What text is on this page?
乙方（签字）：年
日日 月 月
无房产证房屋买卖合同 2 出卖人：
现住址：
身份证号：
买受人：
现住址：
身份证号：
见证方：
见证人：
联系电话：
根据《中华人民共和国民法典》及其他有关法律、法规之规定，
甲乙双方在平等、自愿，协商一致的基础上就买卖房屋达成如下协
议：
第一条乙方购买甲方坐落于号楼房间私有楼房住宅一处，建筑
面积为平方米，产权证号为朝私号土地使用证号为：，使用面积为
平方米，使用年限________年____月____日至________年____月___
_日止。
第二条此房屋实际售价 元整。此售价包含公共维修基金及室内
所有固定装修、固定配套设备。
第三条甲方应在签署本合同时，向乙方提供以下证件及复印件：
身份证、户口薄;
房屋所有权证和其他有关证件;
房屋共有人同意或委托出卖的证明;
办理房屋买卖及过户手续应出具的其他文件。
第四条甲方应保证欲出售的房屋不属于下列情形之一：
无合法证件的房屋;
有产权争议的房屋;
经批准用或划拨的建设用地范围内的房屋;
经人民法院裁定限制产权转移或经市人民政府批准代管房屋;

───

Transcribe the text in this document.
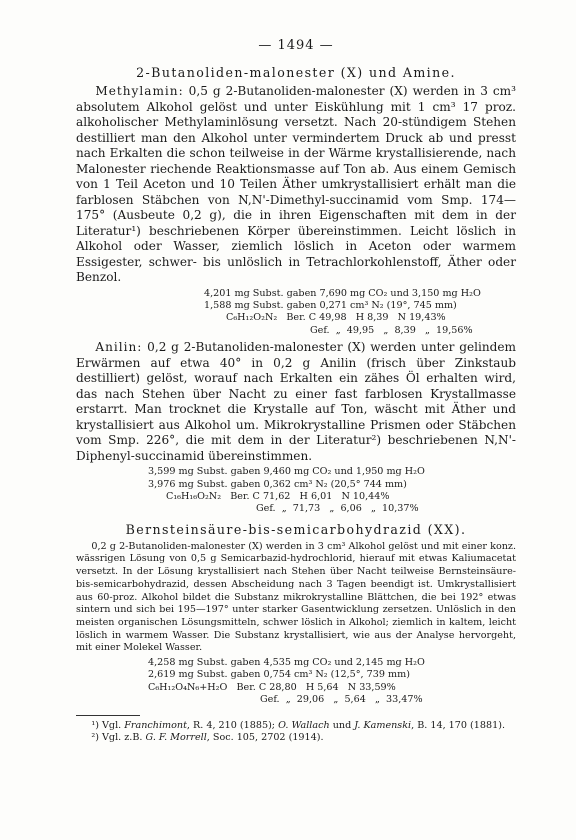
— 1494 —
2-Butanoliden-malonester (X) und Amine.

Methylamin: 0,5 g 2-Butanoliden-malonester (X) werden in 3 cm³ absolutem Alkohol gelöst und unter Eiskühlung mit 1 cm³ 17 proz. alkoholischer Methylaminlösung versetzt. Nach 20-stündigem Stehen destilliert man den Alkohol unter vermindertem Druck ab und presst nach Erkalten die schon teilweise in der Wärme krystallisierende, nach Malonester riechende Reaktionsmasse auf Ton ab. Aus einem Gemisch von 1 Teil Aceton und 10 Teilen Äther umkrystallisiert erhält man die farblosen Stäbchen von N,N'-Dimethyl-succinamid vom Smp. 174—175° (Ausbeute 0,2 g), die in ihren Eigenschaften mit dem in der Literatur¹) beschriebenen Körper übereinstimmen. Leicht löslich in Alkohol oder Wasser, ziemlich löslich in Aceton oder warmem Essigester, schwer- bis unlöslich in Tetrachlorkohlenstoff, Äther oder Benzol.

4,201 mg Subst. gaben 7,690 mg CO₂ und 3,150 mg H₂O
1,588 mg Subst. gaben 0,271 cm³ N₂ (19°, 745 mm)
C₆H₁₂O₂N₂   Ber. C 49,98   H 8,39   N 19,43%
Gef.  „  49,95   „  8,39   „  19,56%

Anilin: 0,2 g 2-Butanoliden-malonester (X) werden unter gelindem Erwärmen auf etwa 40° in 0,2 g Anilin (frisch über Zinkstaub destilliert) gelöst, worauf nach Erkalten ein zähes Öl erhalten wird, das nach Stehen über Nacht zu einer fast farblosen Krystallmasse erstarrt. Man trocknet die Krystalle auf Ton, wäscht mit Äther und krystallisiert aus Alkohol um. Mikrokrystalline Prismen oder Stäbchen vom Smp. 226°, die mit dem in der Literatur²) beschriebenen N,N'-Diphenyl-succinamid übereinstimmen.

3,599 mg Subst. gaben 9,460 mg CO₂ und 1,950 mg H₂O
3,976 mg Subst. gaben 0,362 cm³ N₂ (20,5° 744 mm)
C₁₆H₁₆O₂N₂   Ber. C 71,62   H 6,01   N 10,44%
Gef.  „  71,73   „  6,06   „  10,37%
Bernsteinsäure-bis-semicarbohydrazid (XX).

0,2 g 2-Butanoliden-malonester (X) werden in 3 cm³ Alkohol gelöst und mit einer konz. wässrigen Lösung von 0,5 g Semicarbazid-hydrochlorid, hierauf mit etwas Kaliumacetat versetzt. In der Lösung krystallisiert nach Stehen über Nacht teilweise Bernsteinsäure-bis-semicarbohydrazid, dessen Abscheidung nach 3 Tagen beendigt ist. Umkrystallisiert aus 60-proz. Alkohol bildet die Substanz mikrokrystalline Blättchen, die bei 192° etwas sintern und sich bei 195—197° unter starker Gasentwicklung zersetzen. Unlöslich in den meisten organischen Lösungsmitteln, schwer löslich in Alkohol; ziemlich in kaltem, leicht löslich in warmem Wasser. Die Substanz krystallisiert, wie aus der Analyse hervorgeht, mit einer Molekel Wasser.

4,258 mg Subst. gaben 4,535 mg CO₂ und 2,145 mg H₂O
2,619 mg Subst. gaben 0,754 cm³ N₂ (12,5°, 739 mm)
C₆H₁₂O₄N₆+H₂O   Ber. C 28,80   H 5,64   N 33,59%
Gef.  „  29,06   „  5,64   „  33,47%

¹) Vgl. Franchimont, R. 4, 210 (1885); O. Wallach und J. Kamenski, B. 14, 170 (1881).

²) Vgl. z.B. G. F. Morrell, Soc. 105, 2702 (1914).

───

**The problem**
Pick out the lines above containing the word "text", then copy them.

**Response to the task**
What text is on this page?
Transcribe the text in this document.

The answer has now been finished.